# Request
Bring together all lines of the material below that contain the string "with".

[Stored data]
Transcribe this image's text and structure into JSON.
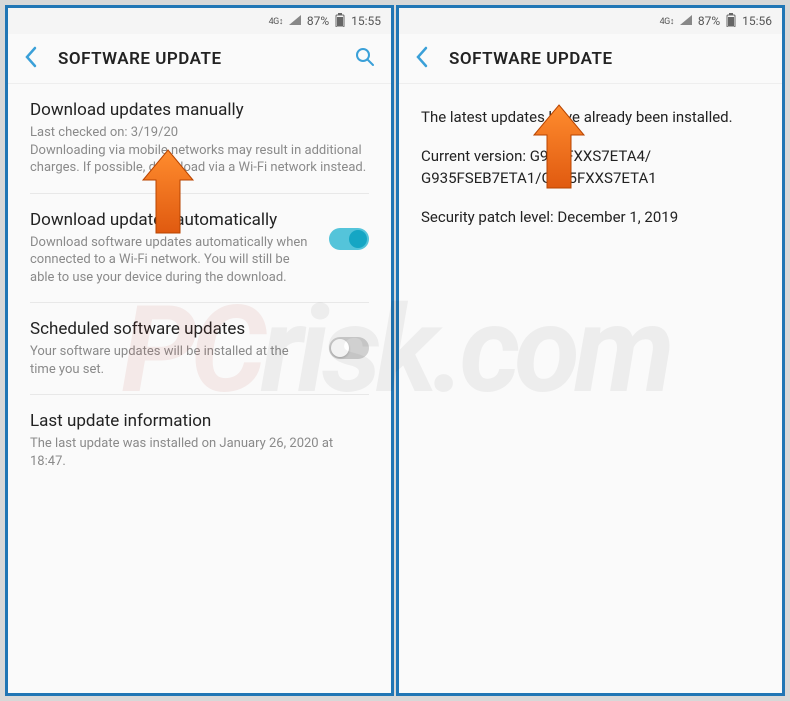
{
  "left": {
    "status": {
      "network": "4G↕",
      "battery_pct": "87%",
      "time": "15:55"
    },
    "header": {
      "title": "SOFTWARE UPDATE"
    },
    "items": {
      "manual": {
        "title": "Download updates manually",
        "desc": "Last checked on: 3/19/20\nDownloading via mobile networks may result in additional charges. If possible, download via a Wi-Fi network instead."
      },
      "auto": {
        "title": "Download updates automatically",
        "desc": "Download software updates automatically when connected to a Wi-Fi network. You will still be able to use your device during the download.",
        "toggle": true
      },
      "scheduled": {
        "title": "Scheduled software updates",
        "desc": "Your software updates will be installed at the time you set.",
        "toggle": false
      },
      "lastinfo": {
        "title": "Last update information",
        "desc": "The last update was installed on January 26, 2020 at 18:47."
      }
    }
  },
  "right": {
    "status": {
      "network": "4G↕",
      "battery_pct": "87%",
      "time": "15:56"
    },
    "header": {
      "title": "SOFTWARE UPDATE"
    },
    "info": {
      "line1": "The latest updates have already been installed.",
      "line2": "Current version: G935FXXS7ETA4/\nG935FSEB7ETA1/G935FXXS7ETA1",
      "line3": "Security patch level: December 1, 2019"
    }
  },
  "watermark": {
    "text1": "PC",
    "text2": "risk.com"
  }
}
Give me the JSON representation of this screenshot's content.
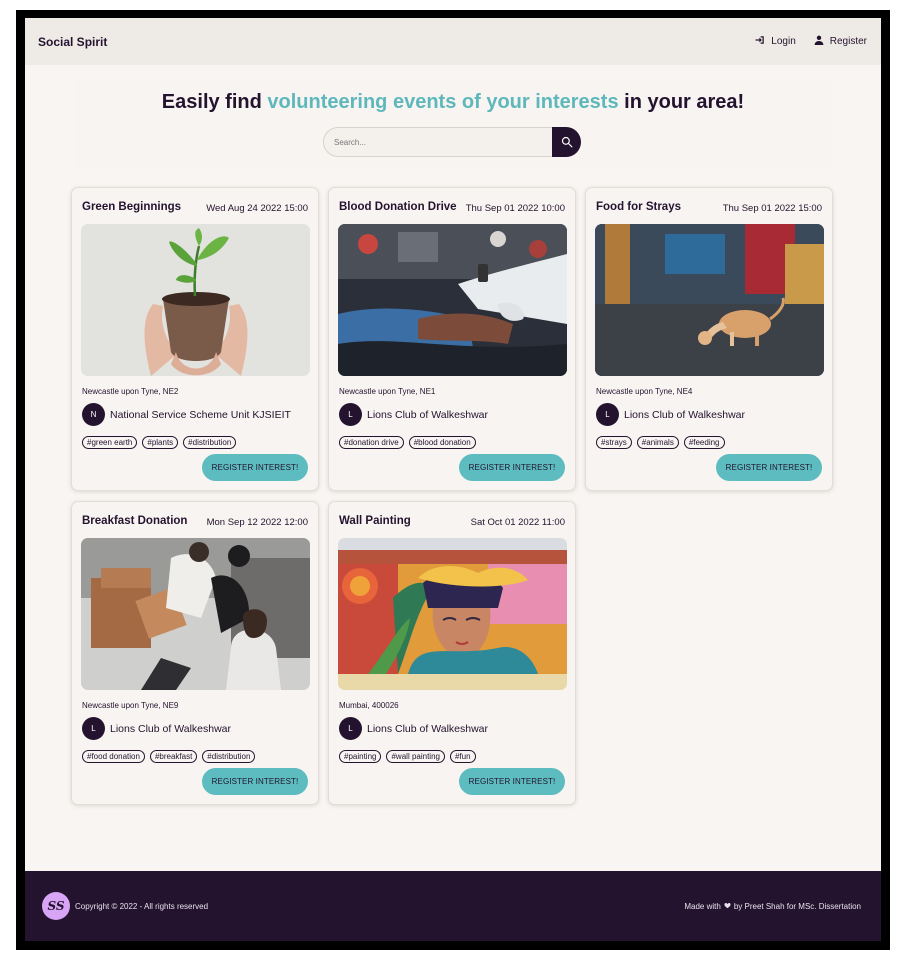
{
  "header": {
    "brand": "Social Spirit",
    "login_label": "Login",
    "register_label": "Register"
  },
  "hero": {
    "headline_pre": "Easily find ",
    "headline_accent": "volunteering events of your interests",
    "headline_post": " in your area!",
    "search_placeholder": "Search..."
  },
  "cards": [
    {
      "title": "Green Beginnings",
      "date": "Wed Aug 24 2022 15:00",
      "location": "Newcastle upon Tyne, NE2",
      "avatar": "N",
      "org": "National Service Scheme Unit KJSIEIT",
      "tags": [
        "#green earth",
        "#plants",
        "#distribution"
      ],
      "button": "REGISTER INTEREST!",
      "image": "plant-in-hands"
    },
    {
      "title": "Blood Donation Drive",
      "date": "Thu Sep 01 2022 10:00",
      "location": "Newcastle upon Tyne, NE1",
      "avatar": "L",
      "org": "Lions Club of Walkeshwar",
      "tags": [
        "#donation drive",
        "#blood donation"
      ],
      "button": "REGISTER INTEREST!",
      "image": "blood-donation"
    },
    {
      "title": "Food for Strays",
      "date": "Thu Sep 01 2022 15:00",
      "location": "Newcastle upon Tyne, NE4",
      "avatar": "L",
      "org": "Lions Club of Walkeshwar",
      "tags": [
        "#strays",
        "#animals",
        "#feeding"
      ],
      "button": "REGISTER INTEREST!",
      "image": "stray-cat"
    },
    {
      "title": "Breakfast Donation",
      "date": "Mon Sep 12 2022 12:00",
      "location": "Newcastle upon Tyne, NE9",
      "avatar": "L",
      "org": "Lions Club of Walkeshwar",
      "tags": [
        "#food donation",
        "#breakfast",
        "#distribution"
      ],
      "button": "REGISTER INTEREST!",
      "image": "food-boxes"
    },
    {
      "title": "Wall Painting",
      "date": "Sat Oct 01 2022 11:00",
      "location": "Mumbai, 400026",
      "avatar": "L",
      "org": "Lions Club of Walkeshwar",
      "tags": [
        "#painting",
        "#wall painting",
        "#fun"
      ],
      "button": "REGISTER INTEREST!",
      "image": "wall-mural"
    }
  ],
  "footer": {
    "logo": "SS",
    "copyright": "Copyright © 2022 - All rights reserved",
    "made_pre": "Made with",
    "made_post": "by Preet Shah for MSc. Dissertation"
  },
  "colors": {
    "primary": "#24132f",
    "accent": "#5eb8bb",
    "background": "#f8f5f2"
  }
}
...
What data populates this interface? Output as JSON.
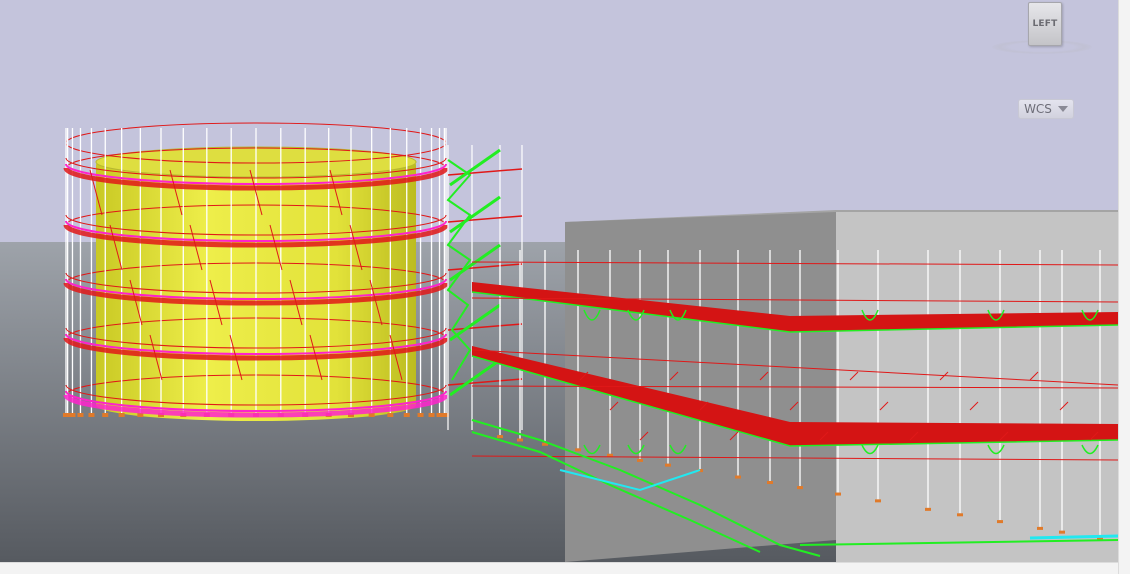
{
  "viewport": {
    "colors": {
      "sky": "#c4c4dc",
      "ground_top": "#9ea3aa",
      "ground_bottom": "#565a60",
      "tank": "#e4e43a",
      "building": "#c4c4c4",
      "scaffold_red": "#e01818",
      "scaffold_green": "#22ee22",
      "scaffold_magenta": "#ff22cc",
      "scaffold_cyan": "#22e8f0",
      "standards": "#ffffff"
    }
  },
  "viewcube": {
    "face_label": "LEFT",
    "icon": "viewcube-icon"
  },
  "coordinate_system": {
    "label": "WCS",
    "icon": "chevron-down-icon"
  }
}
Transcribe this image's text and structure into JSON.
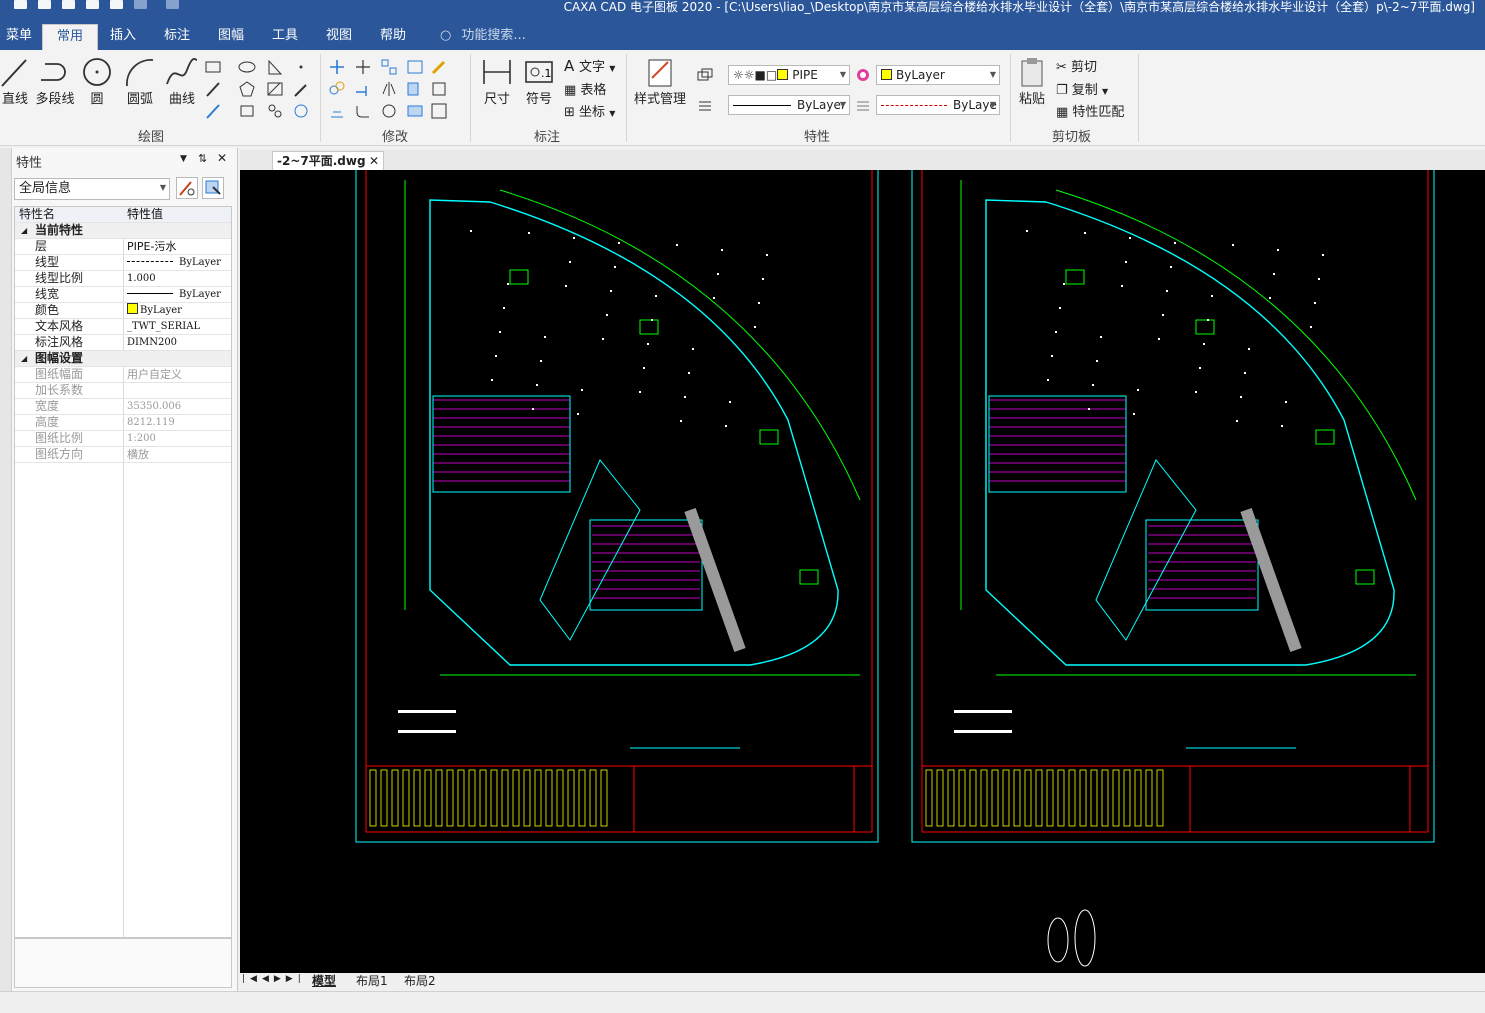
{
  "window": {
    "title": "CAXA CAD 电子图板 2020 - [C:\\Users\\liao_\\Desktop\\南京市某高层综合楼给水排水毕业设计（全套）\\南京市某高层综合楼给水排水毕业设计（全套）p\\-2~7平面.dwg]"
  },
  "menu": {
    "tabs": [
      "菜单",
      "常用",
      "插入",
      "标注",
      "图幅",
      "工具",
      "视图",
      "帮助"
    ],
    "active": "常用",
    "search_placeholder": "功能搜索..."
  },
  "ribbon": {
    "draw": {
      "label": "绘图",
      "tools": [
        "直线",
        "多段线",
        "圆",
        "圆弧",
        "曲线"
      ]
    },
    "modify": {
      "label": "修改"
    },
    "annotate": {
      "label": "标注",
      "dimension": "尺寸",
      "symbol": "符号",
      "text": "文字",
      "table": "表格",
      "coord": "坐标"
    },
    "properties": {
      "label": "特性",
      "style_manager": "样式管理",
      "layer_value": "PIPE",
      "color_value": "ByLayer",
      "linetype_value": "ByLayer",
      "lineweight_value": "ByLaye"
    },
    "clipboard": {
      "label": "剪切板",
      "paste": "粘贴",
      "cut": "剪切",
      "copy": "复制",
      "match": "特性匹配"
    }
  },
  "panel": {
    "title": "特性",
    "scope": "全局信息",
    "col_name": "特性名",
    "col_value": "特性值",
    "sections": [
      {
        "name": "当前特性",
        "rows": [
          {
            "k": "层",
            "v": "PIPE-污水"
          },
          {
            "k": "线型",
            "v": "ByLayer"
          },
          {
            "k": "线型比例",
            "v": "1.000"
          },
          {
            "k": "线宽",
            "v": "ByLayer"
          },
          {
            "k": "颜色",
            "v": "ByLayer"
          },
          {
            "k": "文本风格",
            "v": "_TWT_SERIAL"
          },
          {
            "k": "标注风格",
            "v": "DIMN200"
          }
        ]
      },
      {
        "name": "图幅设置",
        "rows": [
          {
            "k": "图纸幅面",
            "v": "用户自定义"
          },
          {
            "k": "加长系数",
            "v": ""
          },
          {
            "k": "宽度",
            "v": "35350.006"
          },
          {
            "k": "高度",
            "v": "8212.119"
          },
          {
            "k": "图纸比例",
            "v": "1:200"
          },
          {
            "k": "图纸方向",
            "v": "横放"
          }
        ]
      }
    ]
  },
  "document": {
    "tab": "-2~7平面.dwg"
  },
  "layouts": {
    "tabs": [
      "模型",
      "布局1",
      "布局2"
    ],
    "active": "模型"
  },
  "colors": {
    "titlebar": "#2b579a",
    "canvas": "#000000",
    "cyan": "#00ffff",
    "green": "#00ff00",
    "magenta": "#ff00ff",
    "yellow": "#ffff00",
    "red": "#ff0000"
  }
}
---
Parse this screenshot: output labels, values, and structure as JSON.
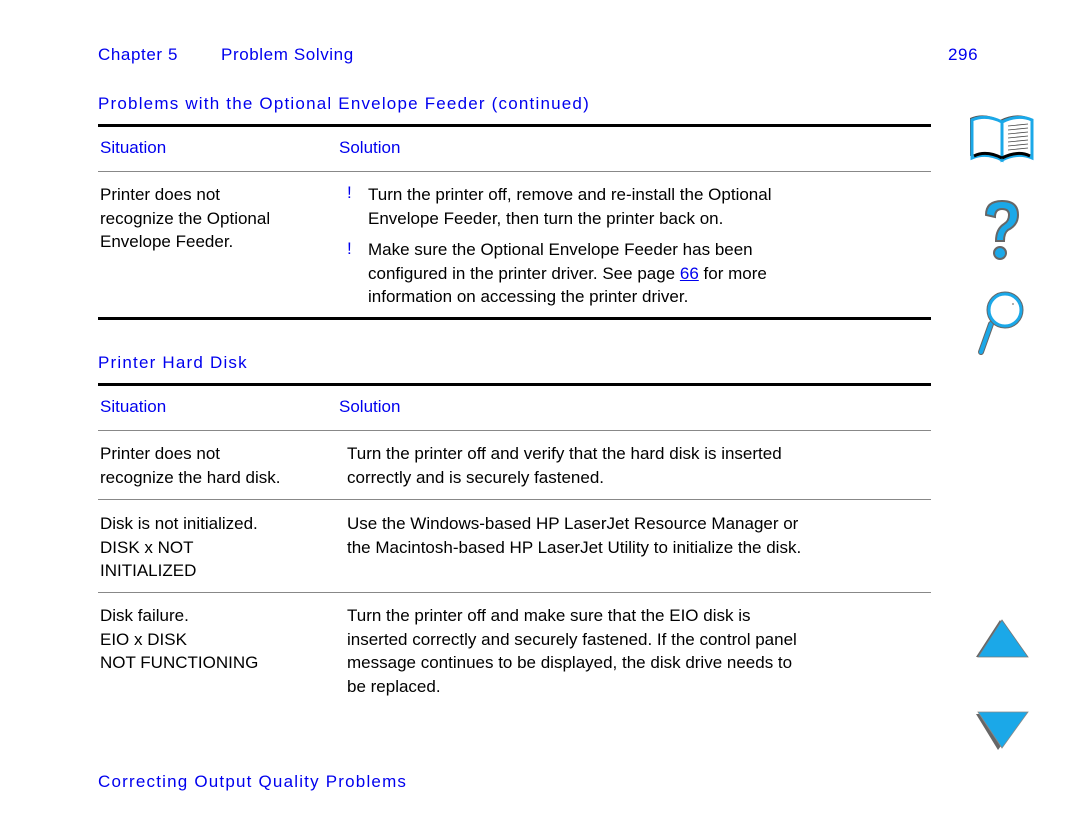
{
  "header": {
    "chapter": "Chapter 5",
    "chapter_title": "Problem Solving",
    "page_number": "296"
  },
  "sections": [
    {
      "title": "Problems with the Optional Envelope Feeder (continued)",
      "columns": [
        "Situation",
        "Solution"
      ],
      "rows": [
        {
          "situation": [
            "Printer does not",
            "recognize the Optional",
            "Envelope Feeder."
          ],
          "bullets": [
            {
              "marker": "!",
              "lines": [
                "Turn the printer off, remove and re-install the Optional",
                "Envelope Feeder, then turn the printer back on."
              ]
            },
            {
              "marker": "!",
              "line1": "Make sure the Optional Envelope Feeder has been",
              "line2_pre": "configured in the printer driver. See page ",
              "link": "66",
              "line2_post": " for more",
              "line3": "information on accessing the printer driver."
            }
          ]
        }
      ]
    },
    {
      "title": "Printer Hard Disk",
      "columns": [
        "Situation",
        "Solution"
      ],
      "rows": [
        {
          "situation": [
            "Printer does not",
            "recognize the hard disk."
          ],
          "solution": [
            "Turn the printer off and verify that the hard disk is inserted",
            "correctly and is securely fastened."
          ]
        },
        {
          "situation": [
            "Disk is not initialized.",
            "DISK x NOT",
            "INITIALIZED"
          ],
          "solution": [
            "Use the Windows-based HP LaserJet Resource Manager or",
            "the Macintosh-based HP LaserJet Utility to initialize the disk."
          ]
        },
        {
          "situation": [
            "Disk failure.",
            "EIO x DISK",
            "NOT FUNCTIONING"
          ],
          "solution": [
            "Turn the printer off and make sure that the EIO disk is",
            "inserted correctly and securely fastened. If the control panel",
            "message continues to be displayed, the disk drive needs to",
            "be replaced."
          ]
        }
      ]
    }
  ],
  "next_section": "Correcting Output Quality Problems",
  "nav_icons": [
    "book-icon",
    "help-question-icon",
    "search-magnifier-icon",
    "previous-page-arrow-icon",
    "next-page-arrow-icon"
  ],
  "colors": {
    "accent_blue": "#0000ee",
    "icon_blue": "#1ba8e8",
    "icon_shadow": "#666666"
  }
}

# Solved exercise
    "made_pre": "Made with",
      "title": "Problems with the Optional Envelope Feeder (continued)",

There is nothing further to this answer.